Data items
----
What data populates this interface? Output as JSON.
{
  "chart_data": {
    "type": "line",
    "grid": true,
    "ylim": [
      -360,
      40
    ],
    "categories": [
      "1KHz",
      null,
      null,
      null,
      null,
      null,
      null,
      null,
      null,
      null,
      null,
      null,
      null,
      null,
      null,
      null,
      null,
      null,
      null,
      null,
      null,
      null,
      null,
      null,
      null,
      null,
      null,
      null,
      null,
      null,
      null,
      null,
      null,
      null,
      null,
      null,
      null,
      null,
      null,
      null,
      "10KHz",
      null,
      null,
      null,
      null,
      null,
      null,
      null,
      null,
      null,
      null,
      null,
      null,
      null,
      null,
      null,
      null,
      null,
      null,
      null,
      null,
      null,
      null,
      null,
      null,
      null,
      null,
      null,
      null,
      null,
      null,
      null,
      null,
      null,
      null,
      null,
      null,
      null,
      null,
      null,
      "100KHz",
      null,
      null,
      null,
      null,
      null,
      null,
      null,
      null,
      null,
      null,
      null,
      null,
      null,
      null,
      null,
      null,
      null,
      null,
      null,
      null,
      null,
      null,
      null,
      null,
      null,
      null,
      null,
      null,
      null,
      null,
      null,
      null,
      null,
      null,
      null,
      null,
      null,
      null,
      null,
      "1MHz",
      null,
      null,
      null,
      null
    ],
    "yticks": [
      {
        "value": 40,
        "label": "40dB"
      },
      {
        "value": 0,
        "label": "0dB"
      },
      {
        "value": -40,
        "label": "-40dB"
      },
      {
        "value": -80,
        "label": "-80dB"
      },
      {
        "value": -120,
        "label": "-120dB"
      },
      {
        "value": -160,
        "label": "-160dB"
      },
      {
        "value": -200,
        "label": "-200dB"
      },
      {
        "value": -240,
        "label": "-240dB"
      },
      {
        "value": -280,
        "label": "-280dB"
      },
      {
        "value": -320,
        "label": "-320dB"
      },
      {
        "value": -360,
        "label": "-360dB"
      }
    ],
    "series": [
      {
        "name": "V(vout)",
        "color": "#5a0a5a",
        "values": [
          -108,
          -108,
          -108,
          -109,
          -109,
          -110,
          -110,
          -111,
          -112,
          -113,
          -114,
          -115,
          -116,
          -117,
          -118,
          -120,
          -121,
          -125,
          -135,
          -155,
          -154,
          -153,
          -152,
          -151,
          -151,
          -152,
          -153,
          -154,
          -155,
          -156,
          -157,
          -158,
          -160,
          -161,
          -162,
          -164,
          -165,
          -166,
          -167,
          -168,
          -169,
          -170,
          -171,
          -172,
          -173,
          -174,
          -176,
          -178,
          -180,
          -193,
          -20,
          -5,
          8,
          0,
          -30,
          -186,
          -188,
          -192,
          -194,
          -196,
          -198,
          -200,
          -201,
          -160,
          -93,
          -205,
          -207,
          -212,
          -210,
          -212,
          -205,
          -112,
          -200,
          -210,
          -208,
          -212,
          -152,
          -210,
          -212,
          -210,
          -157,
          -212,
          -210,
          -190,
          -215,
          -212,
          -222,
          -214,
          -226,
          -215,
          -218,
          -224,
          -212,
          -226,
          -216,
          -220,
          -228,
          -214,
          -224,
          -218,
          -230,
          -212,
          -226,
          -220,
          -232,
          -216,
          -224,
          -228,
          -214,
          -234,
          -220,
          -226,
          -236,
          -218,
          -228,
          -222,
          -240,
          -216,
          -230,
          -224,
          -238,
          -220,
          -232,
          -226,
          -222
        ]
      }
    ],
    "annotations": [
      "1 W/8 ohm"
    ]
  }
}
----
TASK TO CARRY OUT. Give the complete listing a second time, exactly as it reads.

EXERCISE ANSWER.
What data populates this interface? Output as JSON.
{
  "chart_data": {
    "type": "line",
    "grid": true,
    "ylim": [
      -360,
      40
    ],
    "categories": [
      "1KHz",
      null,
      null,
      null,
      null,
      null,
      null,
      null,
      null,
      null,
      null,
      null,
      null,
      null,
      null,
      null,
      null,
      null,
      null,
      null,
      null,
      null,
      null,
      null,
      null,
      null,
      null,
      null,
      null,
      null,
      null,
      null,
      null,
      null,
      null,
      null,
      null,
      null,
      null,
      null,
      "10KHz",
      null,
      null,
      null,
      null,
      null,
      null,
      null,
      null,
      null,
      null,
      null,
      null,
      null,
      null,
      null,
      null,
      null,
      null,
      null,
      null,
      null,
      null,
      null,
      null,
      null,
      null,
      null,
      null,
      null,
      null,
      null,
      null,
      null,
      null,
      null,
      null,
      null,
      null,
      null,
      "100KHz",
      null,
      null,
      null,
      null,
      null,
      null,
      null,
      null,
      null,
      null,
      null,
      null,
      null,
      null,
      null,
      null,
      null,
      null,
      null,
      null,
      null,
      null,
      null,
      null,
      null,
      null,
      null,
      null,
      null,
      null,
      null,
      null,
      null,
      null,
      null,
      null,
      null,
      null,
      null,
      "1MHz",
      null,
      null,
      null,
      null
    ],
    "yticks": [
      {
        "value": 40,
        "label": "40dB"
      },
      {
        "value": 0,
        "label": "0dB"
      },
      {
        "value": -40,
        "label": "-40dB"
      },
      {
        "value": -80,
        "label": "-80dB"
      },
      {
        "value": -120,
        "label": "-120dB"
      },
      {
        "value": -160,
        "label": "-160dB"
      },
      {
        "value": -200,
        "label": "-200dB"
      },
      {
        "value": -240,
        "label": "-240dB"
      },
      {
        "value": -280,
        "label": "-280dB"
      },
      {
        "value": -320,
        "label": "-320dB"
      },
      {
        "value": -360,
        "label": "-360dB"
      }
    ],
    "series": [
      {
        "name": "V(vout)",
        "color": "#5a0a5a",
        "values": [
          -108,
          -108,
          -108,
          -109,
          -109,
          -110,
          -110,
          -111,
          -112,
          -113,
          -114,
          -115,
          -116,
          -117,
          -118,
          -120,
          -121,
          -125,
          -135,
          -155,
          -154,
          -153,
          -152,
          -151,
          -151,
          -152,
          -153,
          -154,
          -155,
          -156,
          -157,
          -158,
          -160,
          -161,
          -162,
          -164,
          -165,
          -166,
          -167,
          -168,
          -169,
          -170,
          -171,
          -172,
          -173,
          -174,
          -176,
          -178,
          -180,
          -193,
          -20,
          -5,
          8,
          0,
          -30,
          -186,
          -188,
          -192,
          -194,
          -196,
          -198,
          -200,
          -201,
          -160,
          -93,
          -205,
          -207,
          -212,
          -210,
          -212,
          -205,
          -112,
          -200,
          -210,
          -208,
          -212,
          -152,
          -210,
          -212,
          -210,
          -157,
          -212,
          -210,
          -190,
          -215,
          -212,
          -222,
          -214,
          -226,
          -215,
          -218,
          -224,
          -212,
          -226,
          -216,
          -220,
          -228,
          -214,
          -224,
          -218,
          -230,
          -212,
          -226,
          -220,
          -232,
          -216,
          -224,
          -228,
          -214,
          -234,
          -220,
          -226,
          -236,
          -218,
          -228,
          -222,
          -240,
          -216,
          -230,
          -224,
          -238,
          -220,
          -232,
          -226,
          -222
        ]
      }
    ],
    "annotations": [
      "1 W/8 ohm"
    ]
  }
}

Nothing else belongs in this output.